Task brief:
Wherever the word "исследовательской" appears in the entries, copy the whole line.

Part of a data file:
*-*-*
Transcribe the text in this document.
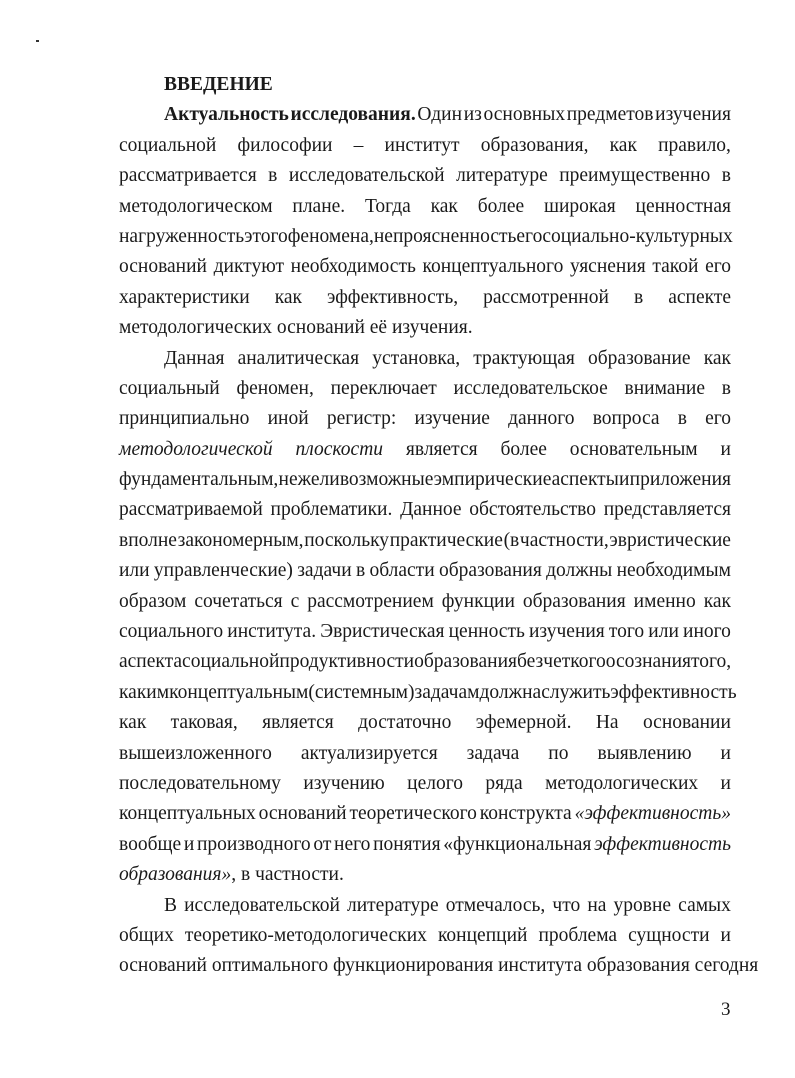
ВВЕДЕНИЕ
Актуальность исследования. Один из основных предметов изучения
социальной философии – институт образования, как правило,
рассматривается в исследовательской литературе преимущественно в
методологическом плане. Тогда как более широкая ценностная
нагруженность этого феномена, непроясненность его социально-культурных
оснований диктуют необходимость концептуального уяснения такой его
характеристики как эффективность, рассмотренной в аспекте
методологических оснований её изучения.
Данная аналитическая установка, трактующая образование как
социальный феномен, переключает исследовательское внимание в
принципиально иной регистр: изучение данного вопроса в его
методологической плоскости является более основательным и
фундаментальным, нежели возможные эмпирические аспекты и приложения
рассматриваемой проблематики. Данное обстоятельство представляется
вполне закономерным, поскольку практические (в частности, эвристические
или управленческие) задачи в области образования должны необходимым
образом сочетаться с рассмотрением функции образования именно как
социального института. Эвристическая ценность изучения того или иного
аспекта социальной продуктивности образования без четкого осознания того,
каким концептуальным (системным) задачам должна служить эффективность
как таковая, является достаточно эфемерной. На основании
вышеизложенного актуализируется задача по выявлению и
последовательному изучению целого ряда методологических и
концептуальных оснований теоретического конструкта «эффективность»
вообще и производного от него понятия «функциональная эффективность
образования» , в частности.
В исследовательской литературе отмечалось, что на уровне самых
общих теоретико-методологических концепций проблема сущности и
оснований
оптимального
функционирования
института
образования
сегодня
3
*-*-*
Final result:
рассматривается в исследовательской литературе преимущественно в
В исследовательской литературе отмечалось, что на уровне самых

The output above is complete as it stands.